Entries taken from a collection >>
= = = =

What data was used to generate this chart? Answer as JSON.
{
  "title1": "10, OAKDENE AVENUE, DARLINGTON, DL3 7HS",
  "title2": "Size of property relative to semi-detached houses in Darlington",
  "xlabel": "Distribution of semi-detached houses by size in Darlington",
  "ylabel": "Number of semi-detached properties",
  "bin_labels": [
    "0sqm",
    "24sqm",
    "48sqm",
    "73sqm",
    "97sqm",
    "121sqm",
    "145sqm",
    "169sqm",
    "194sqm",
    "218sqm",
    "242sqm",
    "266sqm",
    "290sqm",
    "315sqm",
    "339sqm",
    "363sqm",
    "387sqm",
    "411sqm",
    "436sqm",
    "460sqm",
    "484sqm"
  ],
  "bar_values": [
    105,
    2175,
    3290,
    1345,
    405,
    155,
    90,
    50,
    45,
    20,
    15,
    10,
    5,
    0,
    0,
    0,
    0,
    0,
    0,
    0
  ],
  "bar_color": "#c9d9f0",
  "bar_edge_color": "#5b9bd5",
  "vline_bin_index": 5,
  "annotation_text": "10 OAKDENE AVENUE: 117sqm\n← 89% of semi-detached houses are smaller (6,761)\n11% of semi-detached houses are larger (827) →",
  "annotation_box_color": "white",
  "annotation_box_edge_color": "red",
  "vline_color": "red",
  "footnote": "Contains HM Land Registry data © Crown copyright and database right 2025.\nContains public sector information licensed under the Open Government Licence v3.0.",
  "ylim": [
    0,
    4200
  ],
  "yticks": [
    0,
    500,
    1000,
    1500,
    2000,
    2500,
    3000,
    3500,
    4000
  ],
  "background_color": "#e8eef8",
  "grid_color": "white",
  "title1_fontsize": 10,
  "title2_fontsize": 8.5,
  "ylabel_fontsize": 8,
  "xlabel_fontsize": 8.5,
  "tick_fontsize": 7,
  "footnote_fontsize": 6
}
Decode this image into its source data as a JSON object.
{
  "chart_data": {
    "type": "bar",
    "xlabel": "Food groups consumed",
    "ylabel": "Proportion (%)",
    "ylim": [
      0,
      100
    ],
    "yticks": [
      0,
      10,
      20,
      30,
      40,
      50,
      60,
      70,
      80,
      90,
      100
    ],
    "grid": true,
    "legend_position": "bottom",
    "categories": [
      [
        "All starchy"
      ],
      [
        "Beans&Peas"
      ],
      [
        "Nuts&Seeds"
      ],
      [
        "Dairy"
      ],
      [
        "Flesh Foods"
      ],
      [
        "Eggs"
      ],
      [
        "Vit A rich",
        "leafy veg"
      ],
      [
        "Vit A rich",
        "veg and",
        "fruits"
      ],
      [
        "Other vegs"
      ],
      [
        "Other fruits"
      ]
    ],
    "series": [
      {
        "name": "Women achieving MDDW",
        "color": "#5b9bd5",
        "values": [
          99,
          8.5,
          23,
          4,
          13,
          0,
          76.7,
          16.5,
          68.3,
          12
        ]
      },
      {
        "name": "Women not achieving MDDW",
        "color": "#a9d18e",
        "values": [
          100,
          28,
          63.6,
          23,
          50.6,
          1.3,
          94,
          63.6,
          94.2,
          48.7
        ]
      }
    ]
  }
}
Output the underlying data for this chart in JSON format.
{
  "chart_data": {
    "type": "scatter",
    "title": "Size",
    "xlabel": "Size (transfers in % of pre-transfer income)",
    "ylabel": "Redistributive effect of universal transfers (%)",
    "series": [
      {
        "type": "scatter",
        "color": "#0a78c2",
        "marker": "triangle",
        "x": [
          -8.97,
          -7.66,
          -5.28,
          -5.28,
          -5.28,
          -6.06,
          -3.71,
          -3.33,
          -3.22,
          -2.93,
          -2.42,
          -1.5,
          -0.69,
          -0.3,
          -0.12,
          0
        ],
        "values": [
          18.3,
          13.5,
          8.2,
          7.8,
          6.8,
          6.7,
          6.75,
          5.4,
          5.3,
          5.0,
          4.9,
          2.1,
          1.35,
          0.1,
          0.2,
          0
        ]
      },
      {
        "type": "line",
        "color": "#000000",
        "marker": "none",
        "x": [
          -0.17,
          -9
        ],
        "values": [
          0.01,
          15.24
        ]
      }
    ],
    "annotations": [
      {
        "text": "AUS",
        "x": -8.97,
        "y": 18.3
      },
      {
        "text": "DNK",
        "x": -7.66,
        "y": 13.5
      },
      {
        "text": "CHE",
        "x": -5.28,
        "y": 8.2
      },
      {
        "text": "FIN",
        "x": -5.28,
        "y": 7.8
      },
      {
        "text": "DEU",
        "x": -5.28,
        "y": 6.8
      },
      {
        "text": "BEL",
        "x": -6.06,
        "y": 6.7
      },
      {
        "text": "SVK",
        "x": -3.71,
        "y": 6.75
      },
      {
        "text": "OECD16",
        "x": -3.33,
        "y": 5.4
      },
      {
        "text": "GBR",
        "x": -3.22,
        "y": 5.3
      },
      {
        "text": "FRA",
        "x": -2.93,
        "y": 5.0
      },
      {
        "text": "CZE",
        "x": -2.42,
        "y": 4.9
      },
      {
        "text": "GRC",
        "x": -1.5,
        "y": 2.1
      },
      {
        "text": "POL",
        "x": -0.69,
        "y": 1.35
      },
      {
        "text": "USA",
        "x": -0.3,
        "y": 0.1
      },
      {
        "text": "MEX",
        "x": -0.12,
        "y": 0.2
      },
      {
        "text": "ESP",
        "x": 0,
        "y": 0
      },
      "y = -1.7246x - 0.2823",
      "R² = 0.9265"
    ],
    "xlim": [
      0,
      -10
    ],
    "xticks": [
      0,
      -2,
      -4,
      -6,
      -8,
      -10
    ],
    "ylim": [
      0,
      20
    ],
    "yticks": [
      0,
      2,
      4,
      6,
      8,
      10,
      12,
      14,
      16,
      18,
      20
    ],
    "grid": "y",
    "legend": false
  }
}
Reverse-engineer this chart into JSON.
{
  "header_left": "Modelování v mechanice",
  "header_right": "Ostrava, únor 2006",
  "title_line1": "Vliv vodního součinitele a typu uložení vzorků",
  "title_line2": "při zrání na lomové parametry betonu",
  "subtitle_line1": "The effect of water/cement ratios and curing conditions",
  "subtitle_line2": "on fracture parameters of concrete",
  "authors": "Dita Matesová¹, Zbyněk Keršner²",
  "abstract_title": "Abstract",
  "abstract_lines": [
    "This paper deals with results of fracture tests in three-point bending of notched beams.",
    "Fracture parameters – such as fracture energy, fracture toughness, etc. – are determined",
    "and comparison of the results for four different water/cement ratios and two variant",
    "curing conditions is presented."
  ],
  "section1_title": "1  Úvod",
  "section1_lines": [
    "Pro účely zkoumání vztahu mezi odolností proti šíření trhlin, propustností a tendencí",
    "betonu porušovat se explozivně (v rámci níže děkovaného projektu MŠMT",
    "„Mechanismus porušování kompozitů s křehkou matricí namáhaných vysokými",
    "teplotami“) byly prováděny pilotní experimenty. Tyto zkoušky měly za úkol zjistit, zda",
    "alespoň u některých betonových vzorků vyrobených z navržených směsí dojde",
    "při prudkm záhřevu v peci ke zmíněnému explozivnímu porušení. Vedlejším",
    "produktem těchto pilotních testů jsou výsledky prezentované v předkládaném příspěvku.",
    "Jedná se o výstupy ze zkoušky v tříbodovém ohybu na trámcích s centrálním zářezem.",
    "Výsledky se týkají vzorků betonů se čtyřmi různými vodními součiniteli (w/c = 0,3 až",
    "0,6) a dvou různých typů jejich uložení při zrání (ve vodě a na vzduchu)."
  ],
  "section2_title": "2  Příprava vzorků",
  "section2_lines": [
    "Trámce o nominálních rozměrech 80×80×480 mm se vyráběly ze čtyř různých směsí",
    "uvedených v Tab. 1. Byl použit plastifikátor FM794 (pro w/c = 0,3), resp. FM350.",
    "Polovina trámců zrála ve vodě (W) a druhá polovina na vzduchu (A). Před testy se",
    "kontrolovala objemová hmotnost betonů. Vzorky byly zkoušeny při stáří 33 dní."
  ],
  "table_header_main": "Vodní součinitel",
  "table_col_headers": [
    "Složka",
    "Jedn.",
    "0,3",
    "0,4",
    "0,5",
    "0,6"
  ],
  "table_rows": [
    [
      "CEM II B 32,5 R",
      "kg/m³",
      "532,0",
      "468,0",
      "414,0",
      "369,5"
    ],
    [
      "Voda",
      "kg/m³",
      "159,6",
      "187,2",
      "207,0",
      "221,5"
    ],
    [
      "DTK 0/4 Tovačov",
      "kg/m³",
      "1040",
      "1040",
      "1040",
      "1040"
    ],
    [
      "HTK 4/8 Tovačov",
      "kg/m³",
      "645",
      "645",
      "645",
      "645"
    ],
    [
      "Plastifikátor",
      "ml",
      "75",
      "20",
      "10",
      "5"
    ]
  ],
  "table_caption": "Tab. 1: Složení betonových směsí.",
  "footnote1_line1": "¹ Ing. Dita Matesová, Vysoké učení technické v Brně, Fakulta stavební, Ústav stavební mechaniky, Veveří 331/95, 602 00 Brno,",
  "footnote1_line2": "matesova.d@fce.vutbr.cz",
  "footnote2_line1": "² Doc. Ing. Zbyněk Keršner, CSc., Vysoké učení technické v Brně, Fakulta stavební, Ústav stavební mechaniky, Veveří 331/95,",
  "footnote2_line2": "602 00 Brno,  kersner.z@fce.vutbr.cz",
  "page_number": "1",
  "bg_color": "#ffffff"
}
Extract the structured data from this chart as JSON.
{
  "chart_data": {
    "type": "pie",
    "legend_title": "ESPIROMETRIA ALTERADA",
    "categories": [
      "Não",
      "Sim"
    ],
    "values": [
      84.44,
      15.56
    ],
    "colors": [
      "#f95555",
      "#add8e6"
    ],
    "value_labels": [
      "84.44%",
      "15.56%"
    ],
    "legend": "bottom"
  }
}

= = = =

Problem to work on >> Tally the lines of the data that hold the string "ratios". Answer with the number and nothing more.

Result for this exercise >> 2